Part of a data file
=======

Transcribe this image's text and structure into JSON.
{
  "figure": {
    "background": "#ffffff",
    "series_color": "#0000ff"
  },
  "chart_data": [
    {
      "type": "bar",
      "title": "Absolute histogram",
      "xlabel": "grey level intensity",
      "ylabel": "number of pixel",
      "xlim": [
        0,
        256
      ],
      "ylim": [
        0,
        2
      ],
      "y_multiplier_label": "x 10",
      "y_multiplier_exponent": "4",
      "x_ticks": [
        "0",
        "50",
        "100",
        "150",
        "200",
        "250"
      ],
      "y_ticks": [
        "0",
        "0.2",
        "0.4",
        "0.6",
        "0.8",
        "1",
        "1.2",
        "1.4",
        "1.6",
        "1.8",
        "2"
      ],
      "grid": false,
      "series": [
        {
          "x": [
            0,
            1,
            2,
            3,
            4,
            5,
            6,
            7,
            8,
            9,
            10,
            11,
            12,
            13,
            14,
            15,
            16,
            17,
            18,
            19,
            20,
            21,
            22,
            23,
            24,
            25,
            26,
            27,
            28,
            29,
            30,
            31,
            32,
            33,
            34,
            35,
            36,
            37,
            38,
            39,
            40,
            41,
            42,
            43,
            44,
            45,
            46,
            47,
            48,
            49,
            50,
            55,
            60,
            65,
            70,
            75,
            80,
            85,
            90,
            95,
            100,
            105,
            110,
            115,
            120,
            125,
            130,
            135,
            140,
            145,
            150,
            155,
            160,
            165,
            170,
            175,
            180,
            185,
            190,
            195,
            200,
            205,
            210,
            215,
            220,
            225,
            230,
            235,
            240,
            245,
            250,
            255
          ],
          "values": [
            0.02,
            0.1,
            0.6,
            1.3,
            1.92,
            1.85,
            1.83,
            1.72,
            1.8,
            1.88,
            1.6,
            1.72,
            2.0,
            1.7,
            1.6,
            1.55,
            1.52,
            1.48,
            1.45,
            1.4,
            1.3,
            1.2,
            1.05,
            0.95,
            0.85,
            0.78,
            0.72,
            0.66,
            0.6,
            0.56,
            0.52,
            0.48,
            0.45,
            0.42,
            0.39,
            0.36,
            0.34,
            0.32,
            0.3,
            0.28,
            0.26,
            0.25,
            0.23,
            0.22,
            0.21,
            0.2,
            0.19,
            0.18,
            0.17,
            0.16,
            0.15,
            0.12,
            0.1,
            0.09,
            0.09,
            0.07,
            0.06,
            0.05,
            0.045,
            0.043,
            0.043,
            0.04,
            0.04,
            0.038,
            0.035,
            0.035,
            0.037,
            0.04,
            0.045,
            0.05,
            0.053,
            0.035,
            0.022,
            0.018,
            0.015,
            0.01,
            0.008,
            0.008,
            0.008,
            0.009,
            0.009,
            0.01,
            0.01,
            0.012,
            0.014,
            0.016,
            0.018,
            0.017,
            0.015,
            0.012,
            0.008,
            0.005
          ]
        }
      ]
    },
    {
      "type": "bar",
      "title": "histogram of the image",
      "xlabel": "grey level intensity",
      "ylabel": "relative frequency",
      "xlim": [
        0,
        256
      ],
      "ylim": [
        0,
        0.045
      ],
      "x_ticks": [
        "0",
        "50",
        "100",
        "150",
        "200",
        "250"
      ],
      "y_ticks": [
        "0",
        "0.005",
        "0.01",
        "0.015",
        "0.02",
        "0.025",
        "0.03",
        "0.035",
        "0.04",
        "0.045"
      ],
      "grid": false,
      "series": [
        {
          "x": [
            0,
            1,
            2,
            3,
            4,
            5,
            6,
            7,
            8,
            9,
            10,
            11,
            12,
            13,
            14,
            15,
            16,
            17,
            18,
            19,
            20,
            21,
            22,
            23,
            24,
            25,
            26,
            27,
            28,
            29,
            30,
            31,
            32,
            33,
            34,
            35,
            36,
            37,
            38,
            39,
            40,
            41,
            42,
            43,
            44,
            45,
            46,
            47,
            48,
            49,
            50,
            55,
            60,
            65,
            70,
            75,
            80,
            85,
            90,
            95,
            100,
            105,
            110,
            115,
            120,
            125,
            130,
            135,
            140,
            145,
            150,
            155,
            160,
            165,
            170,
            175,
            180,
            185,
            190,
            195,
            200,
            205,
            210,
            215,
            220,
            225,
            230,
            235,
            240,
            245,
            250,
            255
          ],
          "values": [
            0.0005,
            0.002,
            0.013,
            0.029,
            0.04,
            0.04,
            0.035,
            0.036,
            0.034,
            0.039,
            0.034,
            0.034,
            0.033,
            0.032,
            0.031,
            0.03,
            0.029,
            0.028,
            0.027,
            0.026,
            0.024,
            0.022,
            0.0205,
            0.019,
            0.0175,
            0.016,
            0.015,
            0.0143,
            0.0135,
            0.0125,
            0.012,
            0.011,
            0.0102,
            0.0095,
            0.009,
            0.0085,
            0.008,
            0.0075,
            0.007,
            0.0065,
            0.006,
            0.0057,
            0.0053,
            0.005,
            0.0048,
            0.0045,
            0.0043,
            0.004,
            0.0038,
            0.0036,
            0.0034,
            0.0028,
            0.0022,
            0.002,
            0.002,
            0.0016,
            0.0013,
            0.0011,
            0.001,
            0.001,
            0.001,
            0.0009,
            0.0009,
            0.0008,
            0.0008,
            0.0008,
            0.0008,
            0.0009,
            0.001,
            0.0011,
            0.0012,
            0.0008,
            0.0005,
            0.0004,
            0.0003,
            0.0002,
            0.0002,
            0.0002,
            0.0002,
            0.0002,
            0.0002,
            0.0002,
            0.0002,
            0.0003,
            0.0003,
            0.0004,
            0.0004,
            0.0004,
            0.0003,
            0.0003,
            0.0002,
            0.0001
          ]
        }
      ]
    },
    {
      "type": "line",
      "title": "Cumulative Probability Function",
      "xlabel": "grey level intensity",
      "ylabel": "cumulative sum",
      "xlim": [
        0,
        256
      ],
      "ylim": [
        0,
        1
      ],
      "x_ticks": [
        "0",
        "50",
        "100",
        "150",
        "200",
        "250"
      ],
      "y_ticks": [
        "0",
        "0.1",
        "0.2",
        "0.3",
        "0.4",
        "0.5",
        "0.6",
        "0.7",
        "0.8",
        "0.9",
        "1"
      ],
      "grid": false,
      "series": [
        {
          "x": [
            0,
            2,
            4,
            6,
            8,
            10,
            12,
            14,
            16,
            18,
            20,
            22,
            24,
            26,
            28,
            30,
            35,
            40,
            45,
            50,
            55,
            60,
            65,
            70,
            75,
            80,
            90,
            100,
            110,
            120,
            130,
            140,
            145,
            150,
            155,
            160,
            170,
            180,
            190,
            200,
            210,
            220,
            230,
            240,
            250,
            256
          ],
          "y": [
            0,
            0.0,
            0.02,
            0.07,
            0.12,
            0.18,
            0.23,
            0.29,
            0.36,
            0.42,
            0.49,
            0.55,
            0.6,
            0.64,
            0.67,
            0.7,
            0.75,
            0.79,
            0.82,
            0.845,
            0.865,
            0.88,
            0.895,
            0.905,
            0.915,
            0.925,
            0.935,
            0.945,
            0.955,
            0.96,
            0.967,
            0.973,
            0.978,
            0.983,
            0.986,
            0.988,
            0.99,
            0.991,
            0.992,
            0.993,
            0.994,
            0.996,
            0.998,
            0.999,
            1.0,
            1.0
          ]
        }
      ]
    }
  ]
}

=======

What is needed => Faithfully reproduce all of the records, character for character.

Result for this exercise =>
Transcribe this image's text and structure into JSON.
{
  "figure": {
    "background": "#ffffff",
    "series_color": "#0000ff"
  },
  "chart_data": [
    {
      "type": "bar",
      "title": "Absolute histogram",
      "xlabel": "grey level intensity",
      "ylabel": "number of pixel",
      "xlim": [
        0,
        256
      ],
      "ylim": [
        0,
        2
      ],
      "y_multiplier_label": "x 10",
      "y_multiplier_exponent": "4",
      "x_ticks": [
        "0",
        "50",
        "100",
        "150",
        "200",
        "250"
      ],
      "y_ticks": [
        "0",
        "0.2",
        "0.4",
        "0.6",
        "0.8",
        "1",
        "1.2",
        "1.4",
        "1.6",
        "1.8",
        "2"
      ],
      "grid": false,
      "series": [
        {
          "x": [
            0,
            1,
            2,
            3,
            4,
            5,
            6,
            7,
            8,
            9,
            10,
            11,
            12,
            13,
            14,
            15,
            16,
            17,
            18,
            19,
            20,
            21,
            22,
            23,
            24,
            25,
            26,
            27,
            28,
            29,
            30,
            31,
            32,
            33,
            34,
            35,
            36,
            37,
            38,
            39,
            40,
            41,
            42,
            43,
            44,
            45,
            46,
            47,
            48,
            49,
            50,
            55,
            60,
            65,
            70,
            75,
            80,
            85,
            90,
            95,
            100,
            105,
            110,
            115,
            120,
            125,
            130,
            135,
            140,
            145,
            150,
            155,
            160,
            165,
            170,
            175,
            180,
            185,
            190,
            195,
            200,
            205,
            210,
            215,
            220,
            225,
            230,
            235,
            240,
            245,
            250,
            255
          ],
          "values": [
            0.02,
            0.1,
            0.6,
            1.3,
            1.92,
            1.85,
            1.83,
            1.72,
            1.8,
            1.88,
            1.6,
            1.72,
            2.0,
            1.7,
            1.6,
            1.55,
            1.52,
            1.48,
            1.45,
            1.4,
            1.3,
            1.2,
            1.05,
            0.95,
            0.85,
            0.78,
            0.72,
            0.66,
            0.6,
            0.56,
            0.52,
            0.48,
            0.45,
            0.42,
            0.39,
            0.36,
            0.34,
            0.32,
            0.3,
            0.28,
            0.26,
            0.25,
            0.23,
            0.22,
            0.21,
            0.2,
            0.19,
            0.18,
            0.17,
            0.16,
            0.15,
            0.12,
            0.1,
            0.09,
            0.09,
            0.07,
            0.06,
            0.05,
            0.045,
            0.043,
            0.043,
            0.04,
            0.04,
            0.038,
            0.035,
            0.035,
            0.037,
            0.04,
            0.045,
            0.05,
            0.053,
            0.035,
            0.022,
            0.018,
            0.015,
            0.01,
            0.008,
            0.008,
            0.008,
            0.009,
            0.009,
            0.01,
            0.01,
            0.012,
            0.014,
            0.016,
            0.018,
            0.017,
            0.015,
            0.012,
            0.008,
            0.005
          ]
        }
      ]
    },
    {
      "type": "bar",
      "title": "histogram of the image",
      "xlabel": "grey level intensity",
      "ylabel": "relative frequency",
      "xlim": [
        0,
        256
      ],
      "ylim": [
        0,
        0.045
      ],
      "x_ticks": [
        "0",
        "50",
        "100",
        "150",
        "200",
        "250"
      ],
      "y_ticks": [
        "0",
        "0.005",
        "0.01",
        "0.015",
        "0.02",
        "0.025",
        "0.03",
        "0.035",
        "0.04",
        "0.045"
      ],
      "grid": false,
      "series": [
        {
          "x": [
            0,
            1,
            2,
            3,
            4,
            5,
            6,
            7,
            8,
            9,
            10,
            11,
            12,
            13,
            14,
            15,
            16,
            17,
            18,
            19,
            20,
            21,
            22,
            23,
            24,
            25,
            26,
            27,
            28,
            29,
            30,
            31,
            32,
            33,
            34,
            35,
            36,
            37,
            38,
            39,
            40,
            41,
            42,
            43,
            44,
            45,
            46,
            47,
            48,
            49,
            50,
            55,
            60,
            65,
            70,
            75,
            80,
            85,
            90,
            95,
            100,
            105,
            110,
            115,
            120,
            125,
            130,
            135,
            140,
            145,
            150,
            155,
            160,
            165,
            170,
            175,
            180,
            185,
            190,
            195,
            200,
            205,
            210,
            215,
            220,
            225,
            230,
            235,
            240,
            245,
            250,
            255
          ],
          "values": [
            0.0005,
            0.002,
            0.013,
            0.029,
            0.04,
            0.04,
            0.035,
            0.036,
            0.034,
            0.039,
            0.034,
            0.034,
            0.033,
            0.032,
            0.031,
            0.03,
            0.029,
            0.028,
            0.027,
            0.026,
            0.024,
            0.022,
            0.0205,
            0.019,
            0.0175,
            0.016,
            0.015,
            0.0143,
            0.0135,
            0.0125,
            0.012,
            0.011,
            0.0102,
            0.0095,
            0.009,
            0.0085,
            0.008,
            0.0075,
            0.007,
            0.0065,
            0.006,
            0.0057,
            0.0053,
            0.005,
            0.0048,
            0.0045,
            0.0043,
            0.004,
            0.0038,
            0.0036,
            0.0034,
            0.0028,
            0.0022,
            0.002,
            0.002,
            0.0016,
            0.0013,
            0.0011,
            0.001,
            0.001,
            0.001,
            0.0009,
            0.0009,
            0.0008,
            0.0008,
            0.0008,
            0.0008,
            0.0009,
            0.001,
            0.0011,
            0.0012,
            0.0008,
            0.0005,
            0.0004,
            0.0003,
            0.0002,
            0.0002,
            0.0002,
            0.0002,
            0.0002,
            0.0002,
            0.0002,
            0.0002,
            0.0003,
            0.0003,
            0.0004,
            0.0004,
            0.0004,
            0.0003,
            0.0003,
            0.0002,
            0.0001
          ]
        }
      ]
    },
    {
      "type": "line",
      "title": "Cumulative Probability Function",
      "xlabel": "grey level intensity",
      "ylabel": "cumulative sum",
      "xlim": [
        0,
        256
      ],
      "ylim": [
        0,
        1
      ],
      "x_ticks": [
        "0",
        "50",
        "100",
        "150",
        "200",
        "250"
      ],
      "y_ticks": [
        "0",
        "0.1",
        "0.2",
        "0.3",
        "0.4",
        "0.5",
        "0.6",
        "0.7",
        "0.8",
        "0.9",
        "1"
      ],
      "grid": false,
      "series": [
        {
          "x": [
            0,
            2,
            4,
            6,
            8,
            10,
            12,
            14,
            16,
            18,
            20,
            22,
            24,
            26,
            28,
            30,
            35,
            40,
            45,
            50,
            55,
            60,
            65,
            70,
            75,
            80,
            90,
            100,
            110,
            120,
            130,
            140,
            145,
            150,
            155,
            160,
            170,
            180,
            190,
            200,
            210,
            220,
            230,
            240,
            250,
            256
          ],
          "y": [
            0,
            0.0,
            0.02,
            0.07,
            0.12,
            0.18,
            0.23,
            0.29,
            0.36,
            0.42,
            0.49,
            0.55,
            0.6,
            0.64,
            0.67,
            0.7,
            0.75,
            0.79,
            0.82,
            0.845,
            0.865,
            0.88,
            0.895,
            0.905,
            0.915,
            0.925,
            0.935,
            0.945,
            0.955,
            0.96,
            0.967,
            0.973,
            0.978,
            0.983,
            0.986,
            0.988,
            0.99,
            0.991,
            0.992,
            0.993,
            0.994,
            0.996,
            0.998,
            0.999,
            1.0,
            1.0
          ]
        }
      ]
    }
  ]
}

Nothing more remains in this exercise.